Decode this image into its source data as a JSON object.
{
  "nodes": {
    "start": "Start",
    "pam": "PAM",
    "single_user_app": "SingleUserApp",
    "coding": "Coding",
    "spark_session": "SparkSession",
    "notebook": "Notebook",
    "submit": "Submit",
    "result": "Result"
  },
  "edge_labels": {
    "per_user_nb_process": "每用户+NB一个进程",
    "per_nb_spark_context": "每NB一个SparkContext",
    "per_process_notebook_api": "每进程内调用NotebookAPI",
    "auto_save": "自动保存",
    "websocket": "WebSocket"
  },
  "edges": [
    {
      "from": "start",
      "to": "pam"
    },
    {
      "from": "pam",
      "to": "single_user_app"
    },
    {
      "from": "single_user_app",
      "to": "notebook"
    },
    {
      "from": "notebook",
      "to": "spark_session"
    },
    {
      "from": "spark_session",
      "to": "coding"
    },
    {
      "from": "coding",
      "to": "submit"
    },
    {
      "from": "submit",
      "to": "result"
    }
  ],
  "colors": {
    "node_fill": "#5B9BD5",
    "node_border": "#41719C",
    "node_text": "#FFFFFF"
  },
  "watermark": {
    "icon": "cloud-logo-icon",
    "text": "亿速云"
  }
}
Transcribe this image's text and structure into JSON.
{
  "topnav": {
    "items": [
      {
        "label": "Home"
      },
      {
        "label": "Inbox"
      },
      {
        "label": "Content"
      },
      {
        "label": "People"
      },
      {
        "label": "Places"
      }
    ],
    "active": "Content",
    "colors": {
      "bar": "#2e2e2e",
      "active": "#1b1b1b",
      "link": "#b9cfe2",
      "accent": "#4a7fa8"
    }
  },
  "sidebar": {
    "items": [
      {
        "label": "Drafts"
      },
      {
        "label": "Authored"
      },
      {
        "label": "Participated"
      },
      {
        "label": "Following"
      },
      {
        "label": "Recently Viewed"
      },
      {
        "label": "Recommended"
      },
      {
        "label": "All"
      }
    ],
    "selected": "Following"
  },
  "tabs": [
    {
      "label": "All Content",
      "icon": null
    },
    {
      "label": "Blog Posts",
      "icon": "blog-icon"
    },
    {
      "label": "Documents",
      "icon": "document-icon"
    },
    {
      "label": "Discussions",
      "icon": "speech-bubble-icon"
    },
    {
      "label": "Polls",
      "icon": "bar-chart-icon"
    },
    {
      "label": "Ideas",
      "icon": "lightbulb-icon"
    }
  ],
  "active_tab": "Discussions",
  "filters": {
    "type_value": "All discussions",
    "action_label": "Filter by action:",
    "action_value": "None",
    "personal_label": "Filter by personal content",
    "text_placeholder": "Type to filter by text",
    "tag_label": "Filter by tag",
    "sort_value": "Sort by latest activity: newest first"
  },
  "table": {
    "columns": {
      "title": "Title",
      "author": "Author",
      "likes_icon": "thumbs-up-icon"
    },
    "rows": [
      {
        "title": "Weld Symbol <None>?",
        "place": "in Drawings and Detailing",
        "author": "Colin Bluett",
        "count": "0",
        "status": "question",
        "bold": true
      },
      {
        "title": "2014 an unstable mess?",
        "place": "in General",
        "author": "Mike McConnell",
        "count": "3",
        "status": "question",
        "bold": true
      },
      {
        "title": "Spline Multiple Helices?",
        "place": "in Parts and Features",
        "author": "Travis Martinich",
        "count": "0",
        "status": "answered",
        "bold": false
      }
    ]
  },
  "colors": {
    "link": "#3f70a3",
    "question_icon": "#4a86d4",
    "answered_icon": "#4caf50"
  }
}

================

# Exercise objective
The records above should be returned exactly.

# Task output
Decode this image into its source data as a JSON object.
{
  "nodes": {
    "start": "Start",
    "pam": "PAM",
    "single_user_app": "SingleUserApp",
    "coding": "Coding",
    "spark_session": "SparkSession",
    "notebook": "Notebook",
    "submit": "Submit",
    "result": "Result"
  },
  "edge_labels": {
    "per_user_nb_process": "每用户+NB一个进程",
    "per_nb_spark_context": "每NB一个SparkContext",
    "per_process_notebook_api": "每进程内调用NotebookAPI",
    "auto_save": "自动保存",
    "websocket": "WebSocket"
  },
  "edges": [
    {
      "from": "start",
      "to": "pam"
    },
    {
      "from": "pam",
      "to": "single_user_app"
    },
    {
      "from": "single_user_app",
      "to": "notebook"
    },
    {
      "from": "notebook",
      "to": "spark_session"
    },
    {
      "from": "spark_session",
      "to": "coding"
    },
    {
      "from": "coding",
      "to": "submit"
    },
    {
      "from": "submit",
      "to": "result"
    }
  ],
  "colors": {
    "node_fill": "#5B9BD5",
    "node_border": "#41719C",
    "node_text": "#FFFFFF"
  },
  "watermark": {
    "icon": "cloud-logo-icon",
    "text": "亿速云"
  }
}
Transcribe this image's text and structure into JSON.
{
  "topnav": {
    "items": [
      {
        "label": "Home"
      },
      {
        "label": "Inbox"
      },
      {
        "label": "Content"
      },
      {
        "label": "People"
      },
      {
        "label": "Places"
      }
    ],
    "active": "Content",
    "colors": {
      "bar": "#2e2e2e",
      "active": "#1b1b1b",
      "link": "#b9cfe2",
      "accent": "#4a7fa8"
    }
  },
  "sidebar": {
    "items": [
      {
        "label": "Drafts"
      },
      {
        "label": "Authored"
      },
      {
        "label": "Participated"
      },
      {
        "label": "Following"
      },
      {
        "label": "Recently Viewed"
      },
      {
        "label": "Recommended"
      },
      {
        "label": "All"
      }
    ],
    "selected": "Following"
  },
  "tabs": [
    {
      "label": "All Content",
      "icon": null
    },
    {
      "label": "Blog Posts",
      "icon": "blog-icon"
    },
    {
      "label": "Documents",
      "icon": "document-icon"
    },
    {
      "label": "Discussions",
      "icon": "speech-bubble-icon"
    },
    {
      "label": "Polls",
      "icon": "bar-chart-icon"
    },
    {
      "label": "Ideas",
      "icon": "lightbulb-icon"
    }
  ],
  "active_tab": "Discussions",
  "filters": {
    "type_value": "All discussions",
    "action_label": "Filter by action:",
    "action_value": "None",
    "personal_label": "Filter by personal content",
    "text_placeholder": "Type to filter by text",
    "tag_label": "Filter by tag",
    "sort_value": "Sort by latest activity: newest first"
  },
  "table": {
    "columns": {
      "title": "Title",
      "author": "Author",
      "likes_icon": "thumbs-up-icon"
    },
    "rows": [
      {
        "title": "Weld Symbol <None>?",
        "place": "in Drawings and Detailing",
        "author": "Colin Bluett",
        "count": "0",
        "status": "question",
        "bold": true
      },
      {
        "title": "2014 an unstable mess?",
        "place": "in General",
        "author": "Mike McConnell",
        "count": "3",
        "status": "question",
        "bold": true
      },
      {
        "title": "Spline Multiple Helices?",
        "place": "in Parts and Features",
        "author": "Travis Martinich",
        "count": "0",
        "status": "answered",
        "bold": false
      }
    ]
  },
  "colors": {
    "link": "#3f70a3",
    "question_icon": "#4a86d4",
    "answered_icon": "#4caf50"
  }
}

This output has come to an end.